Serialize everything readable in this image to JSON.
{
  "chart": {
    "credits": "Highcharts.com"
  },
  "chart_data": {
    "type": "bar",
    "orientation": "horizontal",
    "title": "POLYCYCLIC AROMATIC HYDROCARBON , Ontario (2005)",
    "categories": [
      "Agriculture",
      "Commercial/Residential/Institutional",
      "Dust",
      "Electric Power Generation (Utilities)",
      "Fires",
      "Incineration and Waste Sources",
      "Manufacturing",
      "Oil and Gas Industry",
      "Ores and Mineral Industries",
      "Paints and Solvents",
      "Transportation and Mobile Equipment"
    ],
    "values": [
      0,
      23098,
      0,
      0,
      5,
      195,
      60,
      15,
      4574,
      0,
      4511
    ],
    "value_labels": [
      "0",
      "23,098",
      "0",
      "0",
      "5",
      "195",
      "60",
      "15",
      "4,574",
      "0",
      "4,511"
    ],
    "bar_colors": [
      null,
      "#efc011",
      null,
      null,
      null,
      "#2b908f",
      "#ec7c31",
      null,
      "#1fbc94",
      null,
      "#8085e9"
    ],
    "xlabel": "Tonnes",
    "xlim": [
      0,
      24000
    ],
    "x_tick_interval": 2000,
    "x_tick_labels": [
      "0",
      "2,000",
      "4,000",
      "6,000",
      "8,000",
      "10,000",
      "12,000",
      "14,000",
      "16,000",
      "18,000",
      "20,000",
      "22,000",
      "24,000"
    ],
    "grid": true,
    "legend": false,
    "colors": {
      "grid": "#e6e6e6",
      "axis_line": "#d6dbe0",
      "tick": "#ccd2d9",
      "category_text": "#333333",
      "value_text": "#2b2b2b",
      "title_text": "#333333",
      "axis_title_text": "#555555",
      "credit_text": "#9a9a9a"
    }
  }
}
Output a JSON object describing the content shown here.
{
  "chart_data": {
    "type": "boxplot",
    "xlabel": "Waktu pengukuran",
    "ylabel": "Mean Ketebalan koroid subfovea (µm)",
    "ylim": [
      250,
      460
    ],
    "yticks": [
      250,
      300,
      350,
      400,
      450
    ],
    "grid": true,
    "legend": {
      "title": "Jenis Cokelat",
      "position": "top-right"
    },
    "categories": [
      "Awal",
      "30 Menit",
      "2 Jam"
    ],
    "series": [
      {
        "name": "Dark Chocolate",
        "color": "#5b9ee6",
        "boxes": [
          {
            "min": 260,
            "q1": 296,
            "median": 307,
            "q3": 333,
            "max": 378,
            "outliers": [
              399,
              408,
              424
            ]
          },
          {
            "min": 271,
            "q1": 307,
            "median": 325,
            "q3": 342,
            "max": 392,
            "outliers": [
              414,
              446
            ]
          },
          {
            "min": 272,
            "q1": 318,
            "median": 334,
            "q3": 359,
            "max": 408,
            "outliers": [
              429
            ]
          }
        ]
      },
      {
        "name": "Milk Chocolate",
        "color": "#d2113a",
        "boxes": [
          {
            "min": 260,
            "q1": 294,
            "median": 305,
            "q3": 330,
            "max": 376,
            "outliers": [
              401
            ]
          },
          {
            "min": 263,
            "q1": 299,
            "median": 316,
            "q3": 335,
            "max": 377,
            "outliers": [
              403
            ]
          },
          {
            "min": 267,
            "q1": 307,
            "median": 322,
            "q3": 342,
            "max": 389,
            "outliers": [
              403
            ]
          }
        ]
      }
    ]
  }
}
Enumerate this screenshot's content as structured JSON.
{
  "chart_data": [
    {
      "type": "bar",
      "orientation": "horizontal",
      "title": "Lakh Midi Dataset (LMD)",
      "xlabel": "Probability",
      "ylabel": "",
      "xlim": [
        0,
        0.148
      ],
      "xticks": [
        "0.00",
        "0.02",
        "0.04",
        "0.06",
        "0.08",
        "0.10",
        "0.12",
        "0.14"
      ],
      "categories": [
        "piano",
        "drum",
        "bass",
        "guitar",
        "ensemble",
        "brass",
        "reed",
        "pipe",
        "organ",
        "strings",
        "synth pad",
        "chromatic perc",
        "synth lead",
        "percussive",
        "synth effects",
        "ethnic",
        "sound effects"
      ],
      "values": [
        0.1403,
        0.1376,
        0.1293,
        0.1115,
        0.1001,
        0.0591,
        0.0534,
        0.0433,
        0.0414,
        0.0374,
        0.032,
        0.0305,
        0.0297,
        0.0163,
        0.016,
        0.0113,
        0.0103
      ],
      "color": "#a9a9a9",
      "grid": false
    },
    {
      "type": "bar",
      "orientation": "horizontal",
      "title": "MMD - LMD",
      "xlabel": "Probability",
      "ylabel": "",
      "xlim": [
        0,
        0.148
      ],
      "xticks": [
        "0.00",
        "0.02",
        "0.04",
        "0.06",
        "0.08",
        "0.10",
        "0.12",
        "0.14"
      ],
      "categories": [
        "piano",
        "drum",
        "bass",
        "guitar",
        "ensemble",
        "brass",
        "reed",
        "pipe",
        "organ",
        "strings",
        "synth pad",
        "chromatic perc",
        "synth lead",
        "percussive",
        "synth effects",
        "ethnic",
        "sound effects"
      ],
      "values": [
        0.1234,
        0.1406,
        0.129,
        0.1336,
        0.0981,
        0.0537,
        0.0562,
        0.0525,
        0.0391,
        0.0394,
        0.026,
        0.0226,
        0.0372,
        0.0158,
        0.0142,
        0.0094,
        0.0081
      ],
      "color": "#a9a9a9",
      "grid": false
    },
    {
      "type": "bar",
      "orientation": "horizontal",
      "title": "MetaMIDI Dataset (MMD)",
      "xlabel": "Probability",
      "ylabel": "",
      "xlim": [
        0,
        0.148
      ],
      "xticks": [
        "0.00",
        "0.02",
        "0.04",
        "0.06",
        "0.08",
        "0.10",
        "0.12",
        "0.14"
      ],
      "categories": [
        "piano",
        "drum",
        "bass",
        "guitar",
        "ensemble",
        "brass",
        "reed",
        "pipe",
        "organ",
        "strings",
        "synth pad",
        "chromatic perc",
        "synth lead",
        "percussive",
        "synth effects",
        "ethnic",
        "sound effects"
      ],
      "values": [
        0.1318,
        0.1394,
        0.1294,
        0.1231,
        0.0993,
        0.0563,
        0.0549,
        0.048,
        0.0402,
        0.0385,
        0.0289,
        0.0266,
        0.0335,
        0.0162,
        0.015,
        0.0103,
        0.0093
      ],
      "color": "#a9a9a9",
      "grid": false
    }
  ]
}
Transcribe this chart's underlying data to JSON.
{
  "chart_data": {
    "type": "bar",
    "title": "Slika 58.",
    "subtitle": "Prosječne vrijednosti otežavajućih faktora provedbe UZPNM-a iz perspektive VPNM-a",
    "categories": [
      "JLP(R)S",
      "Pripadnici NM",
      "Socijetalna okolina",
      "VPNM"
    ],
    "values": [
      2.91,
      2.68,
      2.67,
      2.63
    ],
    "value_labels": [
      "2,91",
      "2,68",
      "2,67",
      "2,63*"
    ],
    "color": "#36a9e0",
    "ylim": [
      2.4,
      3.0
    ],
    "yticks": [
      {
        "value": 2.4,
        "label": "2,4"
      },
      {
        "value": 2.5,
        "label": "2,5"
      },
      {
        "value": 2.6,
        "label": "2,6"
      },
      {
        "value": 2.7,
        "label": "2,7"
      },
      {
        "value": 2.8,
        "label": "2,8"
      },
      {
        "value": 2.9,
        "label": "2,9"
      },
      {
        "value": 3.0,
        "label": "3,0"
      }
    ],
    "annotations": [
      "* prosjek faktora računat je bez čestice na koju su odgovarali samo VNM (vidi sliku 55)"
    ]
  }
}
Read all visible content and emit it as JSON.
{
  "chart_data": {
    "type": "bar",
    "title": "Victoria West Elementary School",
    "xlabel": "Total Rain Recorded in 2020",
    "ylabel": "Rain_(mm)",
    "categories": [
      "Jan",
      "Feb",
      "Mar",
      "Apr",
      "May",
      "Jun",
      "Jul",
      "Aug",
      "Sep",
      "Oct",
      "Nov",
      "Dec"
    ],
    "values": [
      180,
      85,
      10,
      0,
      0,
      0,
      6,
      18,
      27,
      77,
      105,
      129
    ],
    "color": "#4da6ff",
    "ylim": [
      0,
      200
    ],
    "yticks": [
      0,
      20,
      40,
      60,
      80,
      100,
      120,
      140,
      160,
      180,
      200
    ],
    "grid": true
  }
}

Exercise task:
Output the lines from the line containing "Transcribe this chart's" to the end, both included; add nothing.

The answer:
Transcribe this chart's underlying data to JSON.
{
  "chart_data": {
    "type": "bar",
    "title": "Slika 58.",
    "subtitle": "Prosječne vrijednosti otežavajućih faktora provedbe UZPNM-a iz perspektive VPNM-a",
    "categories": [
      "JLP(R)S",
      "Pripadnici NM",
      "Socijetalna okolina",
      "VPNM"
    ],
    "values": [
      2.91,
      2.68,
      2.67,
      2.63
    ],
    "value_labels": [
      "2,91",
      "2,68",
      "2,67",
      "2,63*"
    ],
    "color": "#36a9e0",
    "ylim": [
      2.4,
      3.0
    ],
    "yticks": [
      {
        "value": 2.4,
        "label": "2,4"
      },
      {
        "value": 2.5,
        "label": "2,5"
      },
      {
        "value": 2.6,
        "label": "2,6"
      },
      {
        "value": 2.7,
        "label": "2,7"
      },
      {
        "value": 2.8,
        "label": "2,8"
      },
      {
        "value": 2.9,
        "label": "2,9"
      },
      {
        "value": 3.0,
        "label": "3,0"
      }
    ],
    "annotations": [
      "* prosjek faktora računat je bez čestice na koju su odgovarali samo VNM (vidi sliku 55)"
    ]
  }
}
Read all visible content and emit it as JSON.
{
  "chart_data": {
    "type": "bar",
    "title": "Victoria West Elementary School",
    "xlabel": "Total Rain Recorded in 2020",
    "ylabel": "Rain_(mm)",
    "categories": [
      "Jan",
      "Feb",
      "Mar",
      "Apr",
      "May",
      "Jun",
      "Jul",
      "Aug",
      "Sep",
      "Oct",
      "Nov",
      "Dec"
    ],
    "values": [
      180,
      85,
      10,
      0,
      0,
      0,
      6,
      18,
      27,
      77,
      105,
      129
    ],
    "color": "#4da6ff",
    "ylim": [
      0,
      200
    ],
    "yticks": [
      0,
      20,
      40,
      60,
      80,
      100,
      120,
      140,
      160,
      180,
      200
    ],
    "grid": true
  }
}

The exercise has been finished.